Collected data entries
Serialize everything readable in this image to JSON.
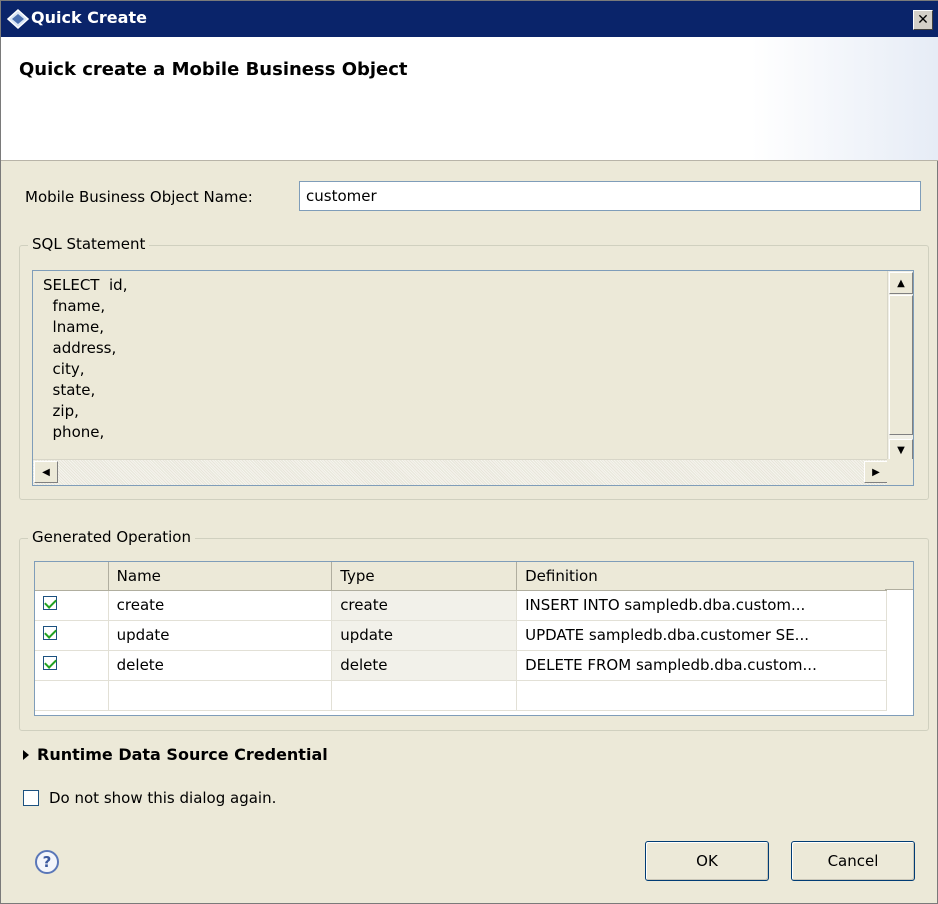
{
  "window": {
    "title": "Quick Create",
    "close_glyph": "✕"
  },
  "banner": {
    "title": "Quick create a Mobile Business Object"
  },
  "name_field": {
    "label": "Mobile Business Object Name:",
    "value": "customer"
  },
  "sql": {
    "legend": "SQL Statement",
    "lines": [
      "SELECT  id,",
      "  fname,",
      "  lname,",
      "  address,",
      "  city,",
      "  state,",
      "  zip,",
      "  phone,"
    ]
  },
  "operations": {
    "legend": "Generated Operation",
    "columns": [
      "",
      "Name",
      "Type",
      "Definition"
    ],
    "rows": [
      {
        "checked": true,
        "name": "create",
        "type": "create",
        "definition": "INSERT INTO sampledb.dba.custom..."
      },
      {
        "checked": true,
        "name": "update",
        "type": "update",
        "definition": "UPDATE sampledb.dba.customer SE..."
      },
      {
        "checked": true,
        "name": "delete",
        "type": "delete",
        "definition": "DELETE FROM sampledb.dba.custom..."
      }
    ]
  },
  "runtime": {
    "label": "Runtime Data Source Credential",
    "expanded": false
  },
  "dont_show": {
    "label": "Do not show this dialog again.",
    "checked": false
  },
  "buttons": {
    "ok": "OK",
    "cancel": "Cancel"
  },
  "icons": {
    "help": "?",
    "title": "app-icon"
  },
  "colors": {
    "titlebar": "#0a246a",
    "dialog_bg": "#ece9d8"
  }
}
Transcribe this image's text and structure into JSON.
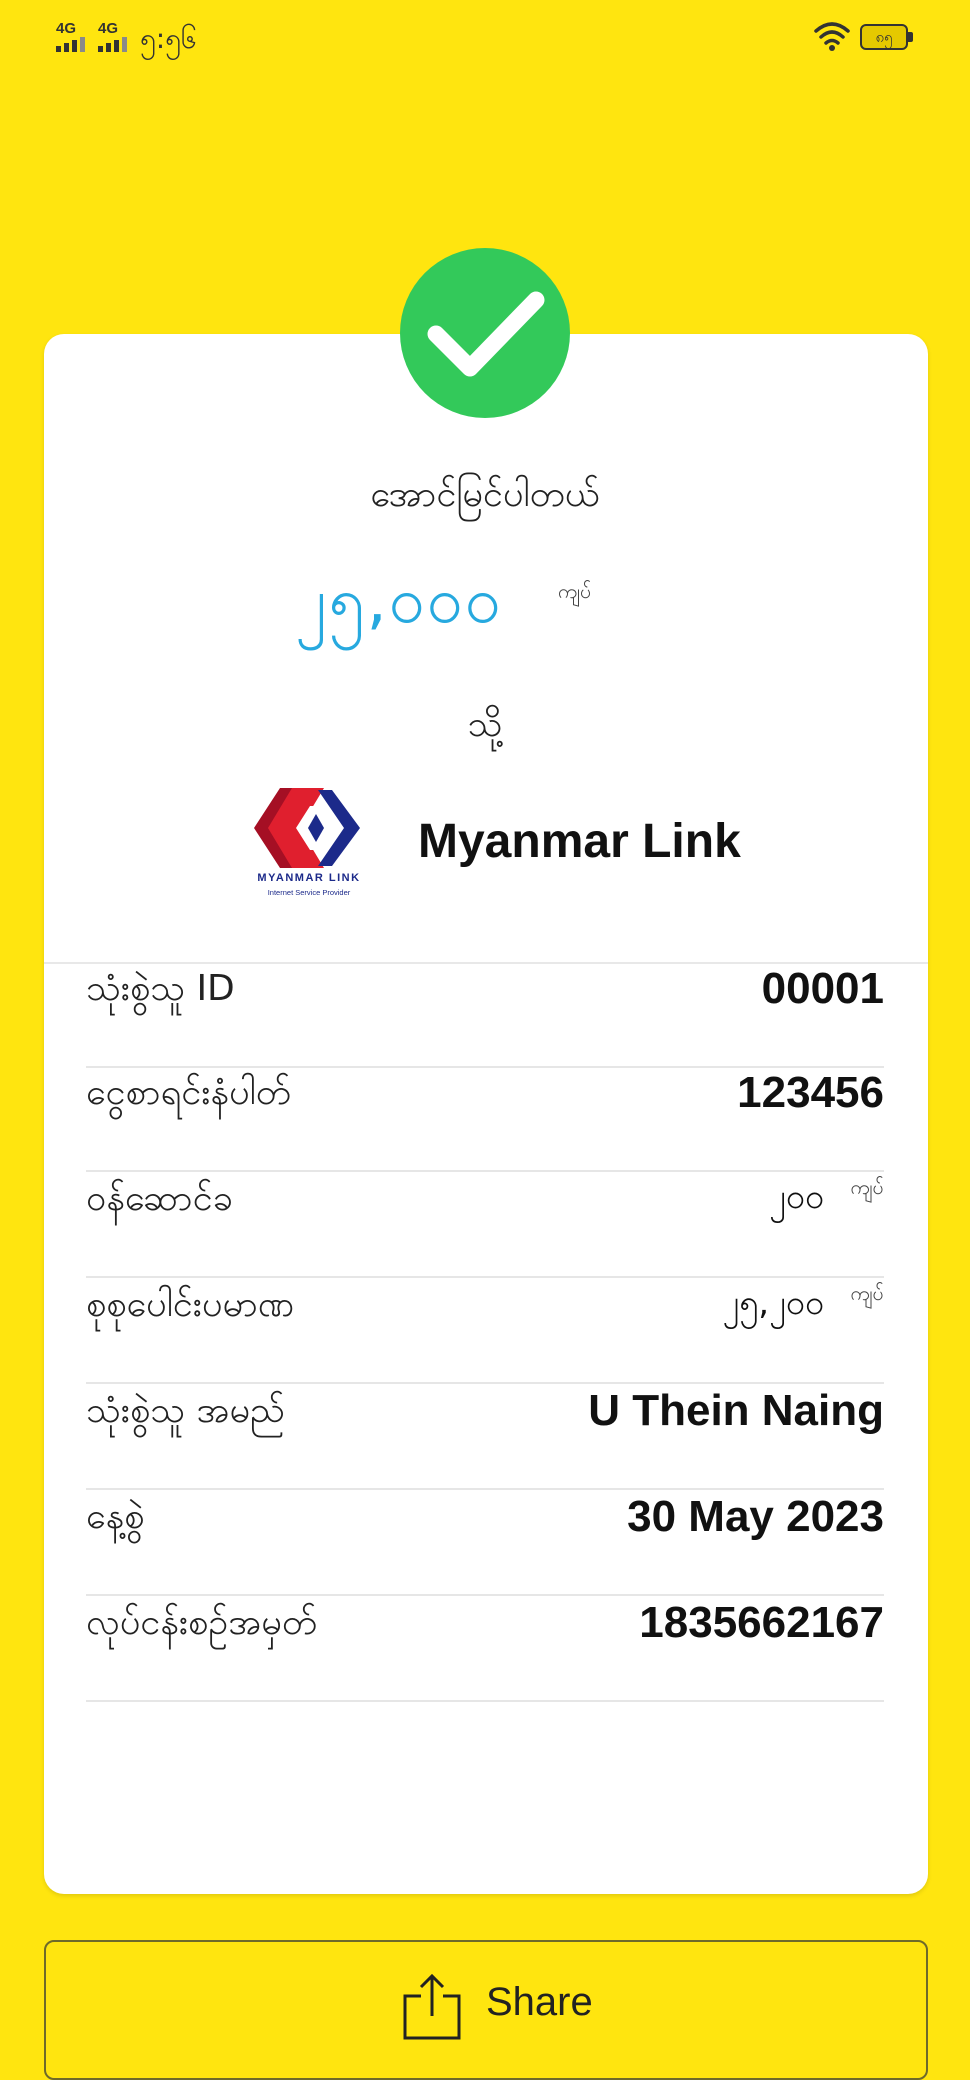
{
  "status_bar": {
    "network_1": "4G",
    "network_2": "4G",
    "time": "၅:၅၆",
    "battery_level": "၈၅",
    "icons": [
      "signal-icon",
      "signal-icon",
      "wifi-icon",
      "battery-icon"
    ]
  },
  "receipt": {
    "status_text": "အောင်မြင်ပါတယ်",
    "amount": "၂၅,၀၀၀",
    "amount_unit": "ကျပ်",
    "to_label": "သို့",
    "provider": {
      "name": "Myanmar Link",
      "logo_text": "MYANMAR LINK",
      "logo_subtext": "Internet Service Provider",
      "logo_colors": [
        "#C8102E",
        "#1C2A8A"
      ]
    },
    "details": [
      {
        "label": "သုံးစွဲသူ ID",
        "value": "00001"
      },
      {
        "label": "ငွေစာရင်းနံပါတ်",
        "value": "123456"
      },
      {
        "label": "ဝန်ဆောင်ခ",
        "value": "၂၀၀",
        "unit": "ကျပ်"
      },
      {
        "label": "စုစုပေါင်းပမာဏ",
        "value": "၂၅,၂၀၀",
        "unit": "ကျပ်"
      },
      {
        "label": "သုံးစွဲသူ အမည်",
        "value": "U Thein Naing"
      },
      {
        "label": "နေ့စွဲ",
        "value": "30 May 2023"
      },
      {
        "label": "လုပ်ငန်းစဉ်အမှတ်",
        "value": "1835662167"
      }
    ]
  },
  "actions": {
    "share_label": "Share"
  },
  "colors": {
    "background": "#FFE50F",
    "card": "#FFFFFF",
    "success": "#33C95A",
    "amount": "#27A9DF"
  }
}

Aim of the task: Give back the whole listing as it stands, minus its pictures.

Full output:
Serialize everything readable in this image to JSON.
{
  "window": {
    "title": "Quick Create",
    "close_glyph": "✕"
  },
  "banner": {
    "title": "Quick create a Mobile Business Object"
  },
  "name_field": {
    "label": "Mobile Business Object Name:",
    "value": "customer"
  },
  "sql": {
    "legend": "SQL Statement",
    "lines": [
      "SELECT  id,",
      "  fname,",
      "  lname,",
      "  address,",
      "  city,",
      "  state,",
      "  zip,",
      "  phone,"
    ]
  },
  "operations": {
    "legend": "Generated Operation",
    "columns": [
      "",
      "Name",
      "Type",
      "Definition"
    ],
    "rows": [
      {
        "checked": true,
        "name": "create",
        "type": "create",
        "definition": "INSERT INTO sampledb.dba.custom..."
      },
      {
        "checked": true,
        "name": "update",
        "type": "update",
        "definition": "UPDATE sampledb.dba.customer SE..."
      },
      {
        "checked": true,
        "name": "delete",
        "type": "delete",
        "definition": "DELETE FROM sampledb.dba.custom..."
      }
    ]
  },
  "runtime": {
    "label": "Runtime Data Source Credential",
    "expanded": false
  },
  "dont_show": {
    "label": "Do not show this dialog again.",
    "checked": false
  },
  "buttons": {
    "ok": "OK",
    "cancel": "Cancel"
  },
  "icons": {
    "help": "?",
    "title": "app-icon"
  },
  "colors": {
    "titlebar": "#0a246a",
    "dialog_bg": "#ece9d8"
  }
}
Transcribe this image's text and structure into JSON.
{
  "status_bar": {
    "network_1": "4G",
    "network_2": "4G",
    "time": "၅:၅၆",
    "battery_level": "၈၅",
    "icons": [
      "signal-icon",
      "signal-icon",
      "wifi-icon",
      "battery-icon"
    ]
  },
  "receipt": {
    "status_text": "အောင်မြင်ပါတယ်",
    "amount": "၂၅,၀၀၀",
    "amount_unit": "ကျပ်",
    "to_label": "သို့",
    "provider": {
      "name": "Myanmar Link",
      "logo_text": "MYANMAR LINK",
      "logo_subtext": "Internet Service Provider",
      "logo_colors": [
        "#C8102E",
        "#1C2A8A"
      ]
    },
    "details": [
      {
        "label": "သုံးစွဲသူ ID",
        "value": "00001"
      },
      {
        "label": "ငွေစာရင်းနံပါတ်",
        "value": "123456"
      },
      {
        "label": "ဝန်ဆောင်ခ",
        "value": "၂၀၀",
        "unit": "ကျပ်"
      },
      {
        "label": "စုစုပေါင်းပမာဏ",
        "value": "၂၅,၂၀၀",
        "unit": "ကျပ်"
      },
      {
        "label": "သုံးစွဲသူ အမည်",
        "value": "U Thein Naing"
      },
      {
        "label": "နေ့စွဲ",
        "value": "30 May 2023"
      },
      {
        "label": "လုပ်ငန်းစဉ်အမှတ်",
        "value": "1835662167"
      }
    ]
  },
  "actions": {
    "share_label": "Share"
  },
  "colors": {
    "background": "#FFE50F",
    "card": "#FFFFFF",
    "success": "#33C95A",
    "amount": "#27A9DF"
  }
}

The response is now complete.